Exercise goal: Using the material below, copy every line where "Measure" appears.

Dataset rows:
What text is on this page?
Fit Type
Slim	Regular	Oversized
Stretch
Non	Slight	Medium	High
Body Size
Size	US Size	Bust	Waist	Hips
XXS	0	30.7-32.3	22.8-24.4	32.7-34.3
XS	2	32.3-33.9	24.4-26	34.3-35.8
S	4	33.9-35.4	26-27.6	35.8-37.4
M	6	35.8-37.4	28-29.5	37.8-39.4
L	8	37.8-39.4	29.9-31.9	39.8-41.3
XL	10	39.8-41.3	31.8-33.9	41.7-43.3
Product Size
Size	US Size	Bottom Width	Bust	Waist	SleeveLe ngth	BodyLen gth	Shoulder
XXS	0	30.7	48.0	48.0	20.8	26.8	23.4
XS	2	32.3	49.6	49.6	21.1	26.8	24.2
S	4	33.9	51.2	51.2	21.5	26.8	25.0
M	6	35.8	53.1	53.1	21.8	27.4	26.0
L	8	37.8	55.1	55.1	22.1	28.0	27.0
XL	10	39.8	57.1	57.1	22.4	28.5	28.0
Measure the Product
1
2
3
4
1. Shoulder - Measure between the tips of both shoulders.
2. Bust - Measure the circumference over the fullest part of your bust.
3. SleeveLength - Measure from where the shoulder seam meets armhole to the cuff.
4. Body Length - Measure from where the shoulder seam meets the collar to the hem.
---
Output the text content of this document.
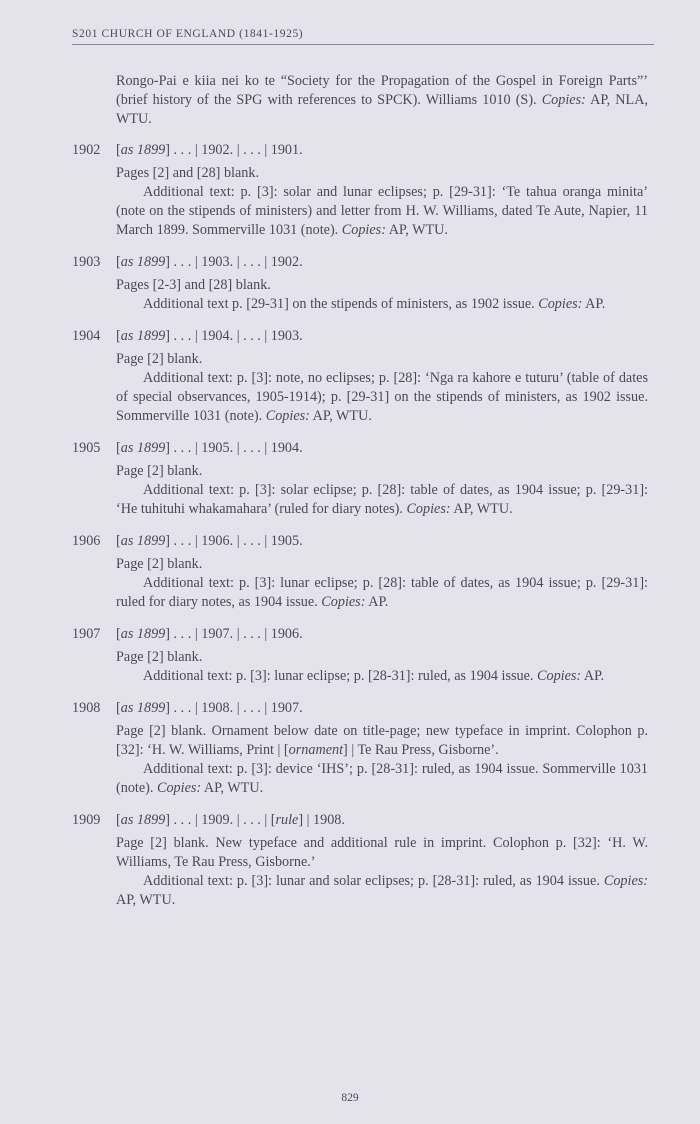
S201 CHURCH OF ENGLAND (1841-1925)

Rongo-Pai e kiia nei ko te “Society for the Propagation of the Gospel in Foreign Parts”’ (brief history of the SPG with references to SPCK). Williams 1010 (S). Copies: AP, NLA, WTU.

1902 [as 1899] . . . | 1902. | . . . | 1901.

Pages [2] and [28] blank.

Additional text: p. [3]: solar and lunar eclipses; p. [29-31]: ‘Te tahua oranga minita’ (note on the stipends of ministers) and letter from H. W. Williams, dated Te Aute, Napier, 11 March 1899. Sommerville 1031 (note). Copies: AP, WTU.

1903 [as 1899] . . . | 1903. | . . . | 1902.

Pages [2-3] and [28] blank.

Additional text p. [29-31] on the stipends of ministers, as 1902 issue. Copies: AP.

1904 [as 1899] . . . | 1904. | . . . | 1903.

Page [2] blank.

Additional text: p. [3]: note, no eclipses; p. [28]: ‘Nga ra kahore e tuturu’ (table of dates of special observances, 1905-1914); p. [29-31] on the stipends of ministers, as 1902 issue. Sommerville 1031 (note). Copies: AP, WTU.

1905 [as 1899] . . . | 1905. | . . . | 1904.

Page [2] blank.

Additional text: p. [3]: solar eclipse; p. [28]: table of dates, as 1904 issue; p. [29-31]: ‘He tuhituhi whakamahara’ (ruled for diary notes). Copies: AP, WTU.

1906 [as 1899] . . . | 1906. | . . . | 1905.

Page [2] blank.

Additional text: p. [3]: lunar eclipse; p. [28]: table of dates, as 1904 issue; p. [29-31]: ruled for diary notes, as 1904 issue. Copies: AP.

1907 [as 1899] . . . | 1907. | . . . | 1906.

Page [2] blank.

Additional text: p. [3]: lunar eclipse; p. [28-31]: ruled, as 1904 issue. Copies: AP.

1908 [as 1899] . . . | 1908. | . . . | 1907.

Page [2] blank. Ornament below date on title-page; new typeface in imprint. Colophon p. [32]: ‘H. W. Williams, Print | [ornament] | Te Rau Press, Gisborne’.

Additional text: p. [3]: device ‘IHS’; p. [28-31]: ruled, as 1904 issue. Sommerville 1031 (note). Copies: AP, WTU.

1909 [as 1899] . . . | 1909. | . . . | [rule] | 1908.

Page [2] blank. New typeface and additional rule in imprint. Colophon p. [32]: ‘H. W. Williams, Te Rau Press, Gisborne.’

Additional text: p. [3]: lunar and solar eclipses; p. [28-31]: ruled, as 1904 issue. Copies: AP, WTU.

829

Completed exercise:
Measure the Product
1. Shoulder - Measure between the tips of both shoulders.
2. Bust - Measure the circumference over the fullest part of your bust.
3. SleeveLength - Measure from where the shoulder seam meets armhole to the cuff.
4. Body Length - Measure from where the shoulder seam meets the collar to the hem.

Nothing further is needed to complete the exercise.